• WRITTEN EXERCISE: Reproduce the stretch of lines from the one containing "Where is each" through the one containing "colorbar-segment [607,55,630,97]", character for character.

═══ RECORD LIST ═══

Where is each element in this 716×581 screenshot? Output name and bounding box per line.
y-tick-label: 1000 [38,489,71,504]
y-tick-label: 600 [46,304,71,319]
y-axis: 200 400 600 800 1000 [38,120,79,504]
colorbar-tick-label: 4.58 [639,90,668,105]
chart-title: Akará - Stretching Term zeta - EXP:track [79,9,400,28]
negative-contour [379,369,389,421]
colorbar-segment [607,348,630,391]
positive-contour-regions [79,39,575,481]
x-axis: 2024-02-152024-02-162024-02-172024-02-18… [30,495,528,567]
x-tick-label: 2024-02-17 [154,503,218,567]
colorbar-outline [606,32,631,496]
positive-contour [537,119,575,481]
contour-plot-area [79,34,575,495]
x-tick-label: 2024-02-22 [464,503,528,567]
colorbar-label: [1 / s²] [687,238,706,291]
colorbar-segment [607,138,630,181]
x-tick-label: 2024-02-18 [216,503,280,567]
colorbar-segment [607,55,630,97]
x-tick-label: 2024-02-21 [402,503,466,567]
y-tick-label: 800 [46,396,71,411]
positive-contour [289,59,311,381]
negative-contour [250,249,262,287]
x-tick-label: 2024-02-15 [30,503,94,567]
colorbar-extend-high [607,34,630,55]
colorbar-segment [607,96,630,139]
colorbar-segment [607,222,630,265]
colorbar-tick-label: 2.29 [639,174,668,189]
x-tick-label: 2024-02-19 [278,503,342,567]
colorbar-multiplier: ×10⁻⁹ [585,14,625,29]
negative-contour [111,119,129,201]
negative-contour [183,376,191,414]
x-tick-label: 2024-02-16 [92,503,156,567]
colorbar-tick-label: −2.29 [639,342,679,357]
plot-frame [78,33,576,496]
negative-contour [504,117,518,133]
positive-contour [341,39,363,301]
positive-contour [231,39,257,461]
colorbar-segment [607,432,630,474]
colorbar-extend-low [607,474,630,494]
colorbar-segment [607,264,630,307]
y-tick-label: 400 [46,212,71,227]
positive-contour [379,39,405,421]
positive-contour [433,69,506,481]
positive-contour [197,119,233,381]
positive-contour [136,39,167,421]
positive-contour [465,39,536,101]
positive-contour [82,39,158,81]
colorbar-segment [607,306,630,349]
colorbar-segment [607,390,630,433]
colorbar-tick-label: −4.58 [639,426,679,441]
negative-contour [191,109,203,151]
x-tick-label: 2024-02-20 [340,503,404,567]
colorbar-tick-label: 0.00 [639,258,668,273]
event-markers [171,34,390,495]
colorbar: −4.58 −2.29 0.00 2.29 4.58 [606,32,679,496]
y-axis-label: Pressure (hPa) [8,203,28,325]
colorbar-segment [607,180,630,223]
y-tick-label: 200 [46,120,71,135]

═══
═══ RECORD LIST ═══

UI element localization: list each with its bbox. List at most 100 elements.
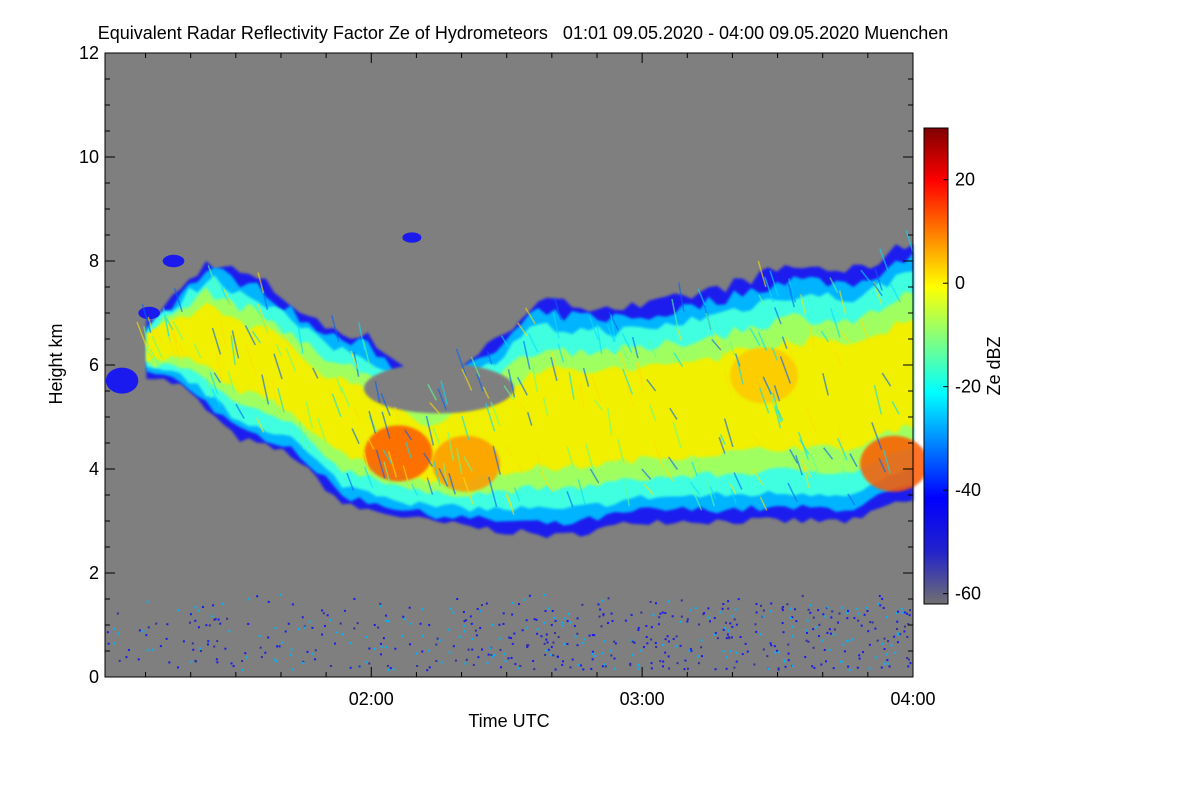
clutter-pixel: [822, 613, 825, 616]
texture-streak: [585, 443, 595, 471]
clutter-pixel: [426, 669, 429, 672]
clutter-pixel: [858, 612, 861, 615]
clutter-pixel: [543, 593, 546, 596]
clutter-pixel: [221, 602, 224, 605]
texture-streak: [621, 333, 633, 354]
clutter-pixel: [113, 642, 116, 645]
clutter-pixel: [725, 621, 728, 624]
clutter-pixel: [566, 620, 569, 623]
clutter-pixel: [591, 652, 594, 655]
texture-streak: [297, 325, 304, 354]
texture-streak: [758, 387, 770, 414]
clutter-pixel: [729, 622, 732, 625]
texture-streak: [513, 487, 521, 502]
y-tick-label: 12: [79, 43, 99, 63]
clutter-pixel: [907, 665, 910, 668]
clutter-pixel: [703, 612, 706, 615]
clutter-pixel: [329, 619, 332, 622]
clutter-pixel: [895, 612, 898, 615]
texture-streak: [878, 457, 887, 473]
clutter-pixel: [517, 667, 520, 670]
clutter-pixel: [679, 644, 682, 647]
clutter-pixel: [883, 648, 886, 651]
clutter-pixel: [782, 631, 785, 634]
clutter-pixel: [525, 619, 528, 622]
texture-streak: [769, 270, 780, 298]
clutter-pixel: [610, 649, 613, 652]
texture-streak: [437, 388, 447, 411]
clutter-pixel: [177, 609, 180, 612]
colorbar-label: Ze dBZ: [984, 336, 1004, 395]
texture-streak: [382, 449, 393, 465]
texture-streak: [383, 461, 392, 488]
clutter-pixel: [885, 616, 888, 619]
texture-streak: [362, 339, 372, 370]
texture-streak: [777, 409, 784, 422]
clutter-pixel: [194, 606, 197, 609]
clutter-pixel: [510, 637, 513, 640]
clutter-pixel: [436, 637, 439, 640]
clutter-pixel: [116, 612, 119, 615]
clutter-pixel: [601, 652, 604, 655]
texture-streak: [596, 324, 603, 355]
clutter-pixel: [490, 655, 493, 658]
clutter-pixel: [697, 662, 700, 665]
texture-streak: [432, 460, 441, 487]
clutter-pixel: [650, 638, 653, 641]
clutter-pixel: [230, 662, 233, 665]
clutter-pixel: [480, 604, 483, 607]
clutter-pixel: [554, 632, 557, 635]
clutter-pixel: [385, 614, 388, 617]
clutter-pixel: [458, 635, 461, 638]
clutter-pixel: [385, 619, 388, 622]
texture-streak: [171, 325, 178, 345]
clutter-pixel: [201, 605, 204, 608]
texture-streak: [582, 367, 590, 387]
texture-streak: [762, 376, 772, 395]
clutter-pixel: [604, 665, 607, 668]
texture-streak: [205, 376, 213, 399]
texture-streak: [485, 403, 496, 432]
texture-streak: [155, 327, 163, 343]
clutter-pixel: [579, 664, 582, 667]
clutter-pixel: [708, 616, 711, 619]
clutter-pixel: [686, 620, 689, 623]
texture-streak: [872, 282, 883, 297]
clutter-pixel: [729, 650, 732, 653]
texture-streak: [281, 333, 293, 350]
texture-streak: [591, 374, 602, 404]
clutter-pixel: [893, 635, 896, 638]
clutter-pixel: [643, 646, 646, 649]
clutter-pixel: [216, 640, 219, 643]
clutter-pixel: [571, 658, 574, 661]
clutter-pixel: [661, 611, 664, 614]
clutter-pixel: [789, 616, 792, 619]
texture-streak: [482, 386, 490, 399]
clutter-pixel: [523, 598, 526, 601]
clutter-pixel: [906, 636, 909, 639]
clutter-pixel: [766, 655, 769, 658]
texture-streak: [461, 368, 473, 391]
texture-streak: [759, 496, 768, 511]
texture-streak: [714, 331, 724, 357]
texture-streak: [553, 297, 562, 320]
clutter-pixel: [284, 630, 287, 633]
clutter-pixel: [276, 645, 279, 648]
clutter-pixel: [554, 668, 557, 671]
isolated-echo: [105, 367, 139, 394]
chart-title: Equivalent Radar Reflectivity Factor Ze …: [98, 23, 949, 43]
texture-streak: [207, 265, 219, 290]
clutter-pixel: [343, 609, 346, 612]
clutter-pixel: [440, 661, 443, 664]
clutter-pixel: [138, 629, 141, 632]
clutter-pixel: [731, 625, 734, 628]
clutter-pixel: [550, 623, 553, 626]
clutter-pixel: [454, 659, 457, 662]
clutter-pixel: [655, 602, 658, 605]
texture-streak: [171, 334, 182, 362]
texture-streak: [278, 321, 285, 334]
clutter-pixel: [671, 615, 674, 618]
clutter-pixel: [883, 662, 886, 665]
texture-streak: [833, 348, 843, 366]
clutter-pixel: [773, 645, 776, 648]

═══
═══ RECORD LIST ═══

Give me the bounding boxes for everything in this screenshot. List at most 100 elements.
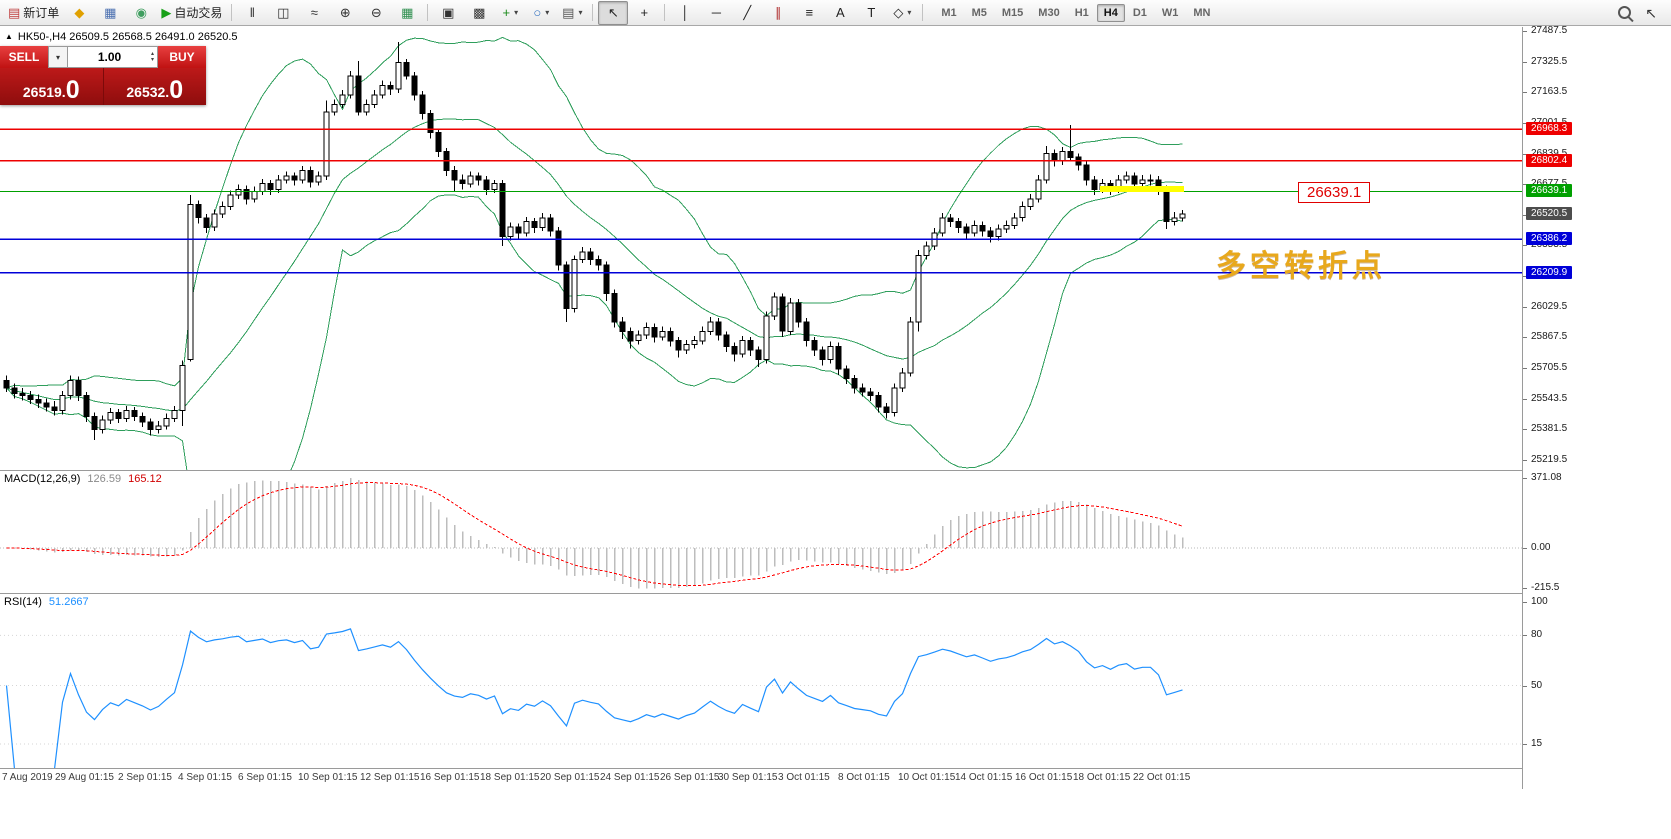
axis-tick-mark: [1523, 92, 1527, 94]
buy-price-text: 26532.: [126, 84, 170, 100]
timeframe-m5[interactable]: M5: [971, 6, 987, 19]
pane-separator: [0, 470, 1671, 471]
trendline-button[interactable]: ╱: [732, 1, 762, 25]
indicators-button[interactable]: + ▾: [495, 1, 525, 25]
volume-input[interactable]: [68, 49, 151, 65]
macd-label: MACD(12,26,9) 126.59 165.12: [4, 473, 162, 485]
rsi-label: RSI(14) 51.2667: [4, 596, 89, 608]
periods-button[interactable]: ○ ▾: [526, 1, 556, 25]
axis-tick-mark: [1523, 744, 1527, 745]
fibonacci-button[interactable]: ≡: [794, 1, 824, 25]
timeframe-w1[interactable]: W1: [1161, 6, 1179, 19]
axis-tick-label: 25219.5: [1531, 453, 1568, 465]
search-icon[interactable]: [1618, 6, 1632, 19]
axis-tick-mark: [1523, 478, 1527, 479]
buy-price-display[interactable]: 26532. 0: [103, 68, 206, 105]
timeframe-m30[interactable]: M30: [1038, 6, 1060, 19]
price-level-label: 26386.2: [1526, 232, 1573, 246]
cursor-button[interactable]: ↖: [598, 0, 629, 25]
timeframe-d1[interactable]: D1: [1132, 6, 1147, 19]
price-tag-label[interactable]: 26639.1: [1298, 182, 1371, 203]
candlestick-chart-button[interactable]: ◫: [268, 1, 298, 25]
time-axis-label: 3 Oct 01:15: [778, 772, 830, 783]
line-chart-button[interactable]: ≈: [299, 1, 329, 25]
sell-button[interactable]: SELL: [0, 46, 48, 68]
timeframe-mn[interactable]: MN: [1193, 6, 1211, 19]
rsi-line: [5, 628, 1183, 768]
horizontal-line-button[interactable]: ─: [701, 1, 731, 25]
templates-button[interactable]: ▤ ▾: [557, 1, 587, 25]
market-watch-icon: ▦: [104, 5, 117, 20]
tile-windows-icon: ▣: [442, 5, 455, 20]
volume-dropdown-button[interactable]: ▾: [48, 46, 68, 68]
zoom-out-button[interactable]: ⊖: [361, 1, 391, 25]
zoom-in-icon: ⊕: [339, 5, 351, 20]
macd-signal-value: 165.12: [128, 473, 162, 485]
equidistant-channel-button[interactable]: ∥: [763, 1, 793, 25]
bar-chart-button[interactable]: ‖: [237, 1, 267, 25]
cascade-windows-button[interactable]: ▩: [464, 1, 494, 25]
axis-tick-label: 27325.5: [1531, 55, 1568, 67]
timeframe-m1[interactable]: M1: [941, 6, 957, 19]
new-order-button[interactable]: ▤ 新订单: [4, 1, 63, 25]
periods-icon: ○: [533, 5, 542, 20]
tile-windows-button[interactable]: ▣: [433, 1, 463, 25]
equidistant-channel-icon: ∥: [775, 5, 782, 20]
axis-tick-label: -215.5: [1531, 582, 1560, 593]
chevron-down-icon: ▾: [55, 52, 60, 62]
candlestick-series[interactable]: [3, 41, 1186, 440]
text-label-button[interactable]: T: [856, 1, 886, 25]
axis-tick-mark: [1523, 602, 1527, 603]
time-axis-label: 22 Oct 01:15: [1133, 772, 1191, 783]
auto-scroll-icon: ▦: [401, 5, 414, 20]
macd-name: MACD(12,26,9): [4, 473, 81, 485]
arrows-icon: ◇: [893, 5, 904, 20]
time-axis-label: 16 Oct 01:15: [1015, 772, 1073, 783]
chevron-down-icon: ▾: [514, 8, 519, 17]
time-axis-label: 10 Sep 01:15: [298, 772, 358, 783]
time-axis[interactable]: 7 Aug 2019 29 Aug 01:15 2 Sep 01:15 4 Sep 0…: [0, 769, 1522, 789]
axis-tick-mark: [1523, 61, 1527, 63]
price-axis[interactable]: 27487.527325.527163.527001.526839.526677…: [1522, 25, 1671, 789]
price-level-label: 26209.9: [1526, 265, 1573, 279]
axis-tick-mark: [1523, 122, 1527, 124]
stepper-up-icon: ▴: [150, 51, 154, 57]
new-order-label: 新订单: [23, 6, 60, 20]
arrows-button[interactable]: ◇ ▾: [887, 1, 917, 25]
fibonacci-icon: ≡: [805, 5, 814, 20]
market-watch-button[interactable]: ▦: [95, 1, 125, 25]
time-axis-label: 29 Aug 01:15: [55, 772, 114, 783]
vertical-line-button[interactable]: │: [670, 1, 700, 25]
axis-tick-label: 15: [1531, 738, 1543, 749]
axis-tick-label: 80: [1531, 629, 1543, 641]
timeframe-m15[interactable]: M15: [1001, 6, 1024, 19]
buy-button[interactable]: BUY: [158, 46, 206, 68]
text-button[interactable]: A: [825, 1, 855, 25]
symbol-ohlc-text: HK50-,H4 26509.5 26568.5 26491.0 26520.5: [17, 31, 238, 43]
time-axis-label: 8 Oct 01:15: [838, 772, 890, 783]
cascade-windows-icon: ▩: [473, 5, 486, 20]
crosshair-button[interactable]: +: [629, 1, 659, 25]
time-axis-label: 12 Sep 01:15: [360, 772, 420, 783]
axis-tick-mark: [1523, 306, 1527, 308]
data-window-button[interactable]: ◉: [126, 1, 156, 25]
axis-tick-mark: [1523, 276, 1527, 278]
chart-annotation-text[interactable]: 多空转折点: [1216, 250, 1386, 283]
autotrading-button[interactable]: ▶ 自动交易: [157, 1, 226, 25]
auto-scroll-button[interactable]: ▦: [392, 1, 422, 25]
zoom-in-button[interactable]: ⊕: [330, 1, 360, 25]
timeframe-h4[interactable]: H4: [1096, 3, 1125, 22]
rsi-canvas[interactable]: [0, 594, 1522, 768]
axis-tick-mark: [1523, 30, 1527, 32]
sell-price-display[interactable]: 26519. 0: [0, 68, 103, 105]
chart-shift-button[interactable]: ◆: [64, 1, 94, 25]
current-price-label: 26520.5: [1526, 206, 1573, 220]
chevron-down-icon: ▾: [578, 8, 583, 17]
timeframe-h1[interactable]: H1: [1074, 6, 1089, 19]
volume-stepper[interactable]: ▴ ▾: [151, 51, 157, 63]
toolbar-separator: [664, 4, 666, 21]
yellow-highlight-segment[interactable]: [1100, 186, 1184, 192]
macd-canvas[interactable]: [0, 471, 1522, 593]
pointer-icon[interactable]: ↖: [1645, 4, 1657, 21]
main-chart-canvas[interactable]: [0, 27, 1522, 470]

═══

• COMPLETED TASK:
Where is each element in this 716×581 screenshot? Output name and bounding box per line.
y-tick-label: 1000 [38,489,71,504]
y-tick-label: 600 [46,304,71,319]
y-axis: 200 400 600 800 1000 [38,120,79,504]
colorbar-tick-label: 4.58 [639,90,668,105]
chart-title: Akará - Stretching Term zeta - EXP:track [79,9,400,28]
negative-contour [379,369,389,421]
colorbar-segment [607,348,630,391]
positive-contour-regions [79,39,575,481]
x-axis: 2024-02-152024-02-162024-02-172024-02-18… [30,495,528,567]
x-tick-label: 2024-02-17 [154,503,218,567]
colorbar-outline [606,32,631,496]
positive-contour [537,119,575,481]
contour-plot-area [79,34,575,495]
x-tick-label: 2024-02-22 [464,503,528,567]
colorbar-label: [1 / s²] [687,238,706,291]
colorbar-segment [607,138,630,181]
x-tick-label: 2024-02-18 [216,503,280,567]
colorbar-segment [607,55,630,97]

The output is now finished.